Below are records to transcribe exactly, without their pictures.
• • • • • • •
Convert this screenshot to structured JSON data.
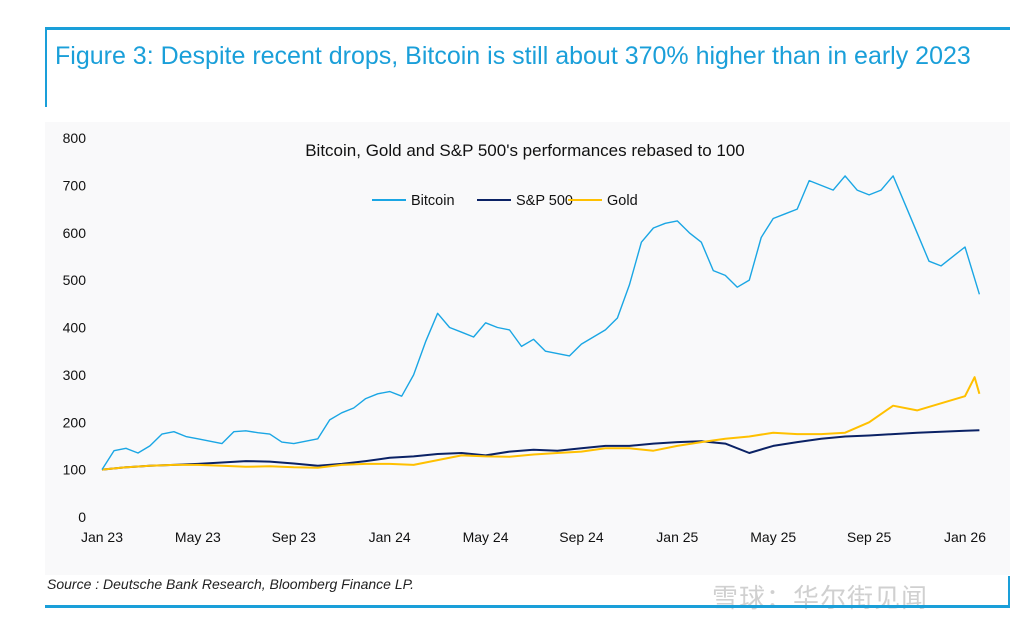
{
  "figure_title": "Figure 3: Despite recent drops, Bitcoin is still about 370% higher than in early 2023",
  "source": "Source : Deutsche Bank Research, Bloomberg Finance LP.",
  "watermark": "雪球：华尔街见闻",
  "chart_data": {
    "type": "line",
    "title": "Bitcoin, Gold and S&P 500's performances rebased to 100",
    "xlabel": "",
    "ylabel": "",
    "x_unit": "months since Jan 2023",
    "xlim": [
      0,
      36.6
    ],
    "ylim": [
      0,
      800
    ],
    "yticks": [
      0,
      100,
      200,
      300,
      400,
      500,
      600,
      700,
      800
    ],
    "xticks": [
      {
        "label": "Jan 23",
        "value": 0
      },
      {
        "label": "May 23",
        "value": 4
      },
      {
        "label": "Sep 23",
        "value": 8
      },
      {
        "label": "Jan 24",
        "value": 12
      },
      {
        "label": "May 24",
        "value": 16
      },
      {
        "label": "Sep 24",
        "value": 20
      },
      {
        "label": "Jan 25",
        "value": 24
      },
      {
        "label": "May 25",
        "value": 28
      },
      {
        "label": "Sep 25",
        "value": 32
      },
      {
        "label": "Jan 26",
        "value": 36
      }
    ],
    "grid": false,
    "legend": "top-center",
    "series": [
      {
        "name": "Bitcoin",
        "color": "#1aa6e4",
        "x": [
          0,
          0.5,
          1,
          1.5,
          2,
          2.5,
          3,
          3.5,
          4,
          4.5,
          5,
          5.5,
          6,
          6.5,
          7,
          7.5,
          8,
          8.5,
          9,
          9.5,
          10,
          10.5,
          11,
          11.5,
          12,
          12.5,
          13,
          13.5,
          14,
          14.5,
          15,
          15.5,
          16,
          16.5,
          17,
          17.5,
          18,
          18.5,
          19,
          19.5,
          20,
          20.5,
          21,
          21.5,
          22,
          22.5,
          23,
          23.5,
          24,
          24.5,
          25,
          25.5,
          26,
          26.5,
          27,
          27.5,
          28,
          28.5,
          29,
          29.5,
          30,
          30.5,
          31,
          31.5,
          32,
          32.5,
          33,
          33.5,
          34,
          34.5,
          35,
          35.5,
          36,
          36.6
        ],
        "values": [
          100,
          140,
          145,
          135,
          150,
          175,
          180,
          170,
          165,
          160,
          155,
          180,
          182,
          178,
          175,
          158,
          155,
          160,
          165,
          205,
          220,
          230,
          250,
          260,
          265,
          255,
          300,
          370,
          430,
          400,
          390,
          380,
          410,
          400,
          395,
          360,
          375,
          350,
          345,
          340,
          365,
          380,
          395,
          420,
          490,
          580,
          610,
          620,
          625,
          600,
          580,
          520,
          510,
          485,
          500,
          590,
          630,
          640,
          650,
          710,
          700,
          690,
          720,
          690,
          680,
          690,
          720,
          660,
          600,
          540,
          530,
          550,
          570,
          470
        ]
      },
      {
        "name": "S&P 500",
        "color": "#0b2265",
        "x": [
          0,
          1,
          2,
          3,
          4,
          5,
          6,
          7,
          8,
          9,
          10,
          11,
          12,
          13,
          14,
          15,
          16,
          17,
          18,
          19,
          20,
          21,
          22,
          23,
          24,
          25,
          26,
          27,
          28,
          29,
          30,
          31,
          32,
          33,
          34,
          35,
          36,
          36.6
        ],
        "values": [
          100,
          105,
          108,
          110,
          112,
          115,
          118,
          117,
          113,
          108,
          112,
          118,
          125,
          128,
          133,
          135,
          130,
          138,
          142,
          140,
          145,
          150,
          150,
          155,
          158,
          160,
          155,
          135,
          150,
          158,
          165,
          170,
          172,
          175,
          178,
          180,
          182,
          183
        ]
      },
      {
        "name": "Gold",
        "color": "#ffc000",
        "x": [
          0,
          1,
          2,
          3,
          4,
          5,
          6,
          7,
          8,
          9,
          10,
          11,
          12,
          13,
          14,
          15,
          16,
          17,
          18,
          19,
          20,
          21,
          22,
          23,
          24,
          25,
          26,
          27,
          28,
          29,
          30,
          31,
          32,
          33,
          34,
          35,
          36,
          36.4,
          36.6
        ],
        "values": [
          100,
          105,
          108,
          110,
          110,
          108,
          106,
          107,
          105,
          104,
          110,
          112,
          112,
          110,
          120,
          130,
          128,
          127,
          132,
          135,
          138,
          145,
          145,
          140,
          150,
          158,
          165,
          170,
          178,
          175,
          175,
          178,
          200,
          235,
          225,
          240,
          255,
          295,
          260
        ]
      }
    ]
  }
}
• • • • • • •
EXERCISE RESULT:
Convert this screenshot to structured JSON data.
{
  "figure_title": "Figure 3: Despite recent drops, Bitcoin is still about 370% higher than in early 2023",
  "source": "Source : Deutsche Bank Research, Bloomberg Finance LP.",
  "watermark": "雪球：华尔街见闻",
  "chart_data": {
    "type": "line",
    "title": "Bitcoin, Gold and S&P 500's performances rebased to 100",
    "xlabel": "",
    "ylabel": "",
    "x_unit": "months since Jan 2023",
    "xlim": [
      0,
      36.6
    ],
    "ylim": [
      0,
      800
    ],
    "yticks": [
      0,
      100,
      200,
      300,
      400,
      500,
      600,
      700,
      800
    ],
    "xticks": [
      {
        "label": "Jan 23",
        "value": 0
      },
      {
        "label": "May 23",
        "value": 4
      },
      {
        "label": "Sep 23",
        "value": 8
      },
      {
        "label": "Jan 24",
        "value": 12
      },
      {
        "label": "May 24",
        "value": 16
      },
      {
        "label": "Sep 24",
        "value": 20
      },
      {
        "label": "Jan 25",
        "value": 24
      },
      {
        "label": "May 25",
        "value": 28
      },
      {
        "label": "Sep 25",
        "value": 32
      },
      {
        "label": "Jan 26",
        "value": 36
      }
    ],
    "grid": false,
    "legend": "top-center",
    "series": [
      {
        "name": "Bitcoin",
        "color": "#1aa6e4",
        "x": [
          0,
          0.5,
          1,
          1.5,
          2,
          2.5,
          3,
          3.5,
          4,
          4.5,
          5,
          5.5,
          6,
          6.5,
          7,
          7.5,
          8,
          8.5,
          9,
          9.5,
          10,
          10.5,
          11,
          11.5,
          12,
          12.5,
          13,
          13.5,
          14,
          14.5,
          15,
          15.5,
          16,
          16.5,
          17,
          17.5,
          18,
          18.5,
          19,
          19.5,
          20,
          20.5,
          21,
          21.5,
          22,
          22.5,
          23,
          23.5,
          24,
          24.5,
          25,
          25.5,
          26,
          26.5,
          27,
          27.5,
          28,
          28.5,
          29,
          29.5,
          30,
          30.5,
          31,
          31.5,
          32,
          32.5,
          33,
          33.5,
          34,
          34.5,
          35,
          35.5,
          36,
          36.6
        ],
        "values": [
          100,
          140,
          145,
          135,
          150,
          175,
          180,
          170,
          165,
          160,
          155,
          180,
          182,
          178,
          175,
          158,
          155,
          160,
          165,
          205,
          220,
          230,
          250,
          260,
          265,
          255,
          300,
          370,
          430,
          400,
          390,
          380,
          410,
          400,
          395,
          360,
          375,
          350,
          345,
          340,
          365,
          380,
          395,
          420,
          490,
          580,
          610,
          620,
          625,
          600,
          580,
          520,
          510,
          485,
          500,
          590,
          630,
          640,
          650,
          710,
          700,
          690,
          720,
          690,
          680,
          690,
          720,
          660,
          600,
          540,
          530,
          550,
          570,
          470
        ]
      },
      {
        "name": "S&P 500",
        "color": "#0b2265",
        "x": [
          0,
          1,
          2,
          3,
          4,
          5,
          6,
          7,
          8,
          9,
          10,
          11,
          12,
          13,
          14,
          15,
          16,
          17,
          18,
          19,
          20,
          21,
          22,
          23,
          24,
          25,
          26,
          27,
          28,
          29,
          30,
          31,
          32,
          33,
          34,
          35,
          36,
          36.6
        ],
        "values": [
          100,
          105,
          108,
          110,
          112,
          115,
          118,
          117,
          113,
          108,
          112,
          118,
          125,
          128,
          133,
          135,
          130,
          138,
          142,
          140,
          145,
          150,
          150,
          155,
          158,
          160,
          155,
          135,
          150,
          158,
          165,
          170,
          172,
          175,
          178,
          180,
          182,
          183
        ]
      },
      {
        "name": "Gold",
        "color": "#ffc000",
        "x": [
          0,
          1,
          2,
          3,
          4,
          5,
          6,
          7,
          8,
          9,
          10,
          11,
          12,
          13,
          14,
          15,
          16,
          17,
          18,
          19,
          20,
          21,
          22,
          23,
          24,
          25,
          26,
          27,
          28,
          29,
          30,
          31,
          32,
          33,
          34,
          35,
          36,
          36.4,
          36.6
        ],
        "values": [
          100,
          105,
          108,
          110,
          110,
          108,
          106,
          107,
          105,
          104,
          110,
          112,
          112,
          110,
          120,
          130,
          128,
          127,
          132,
          135,
          138,
          145,
          145,
          140,
          150,
          158,
          165,
          170,
          178,
          175,
          175,
          178,
          200,
          235,
          225,
          240,
          255,
          295,
          260
        ]
      }
    ]
  }
}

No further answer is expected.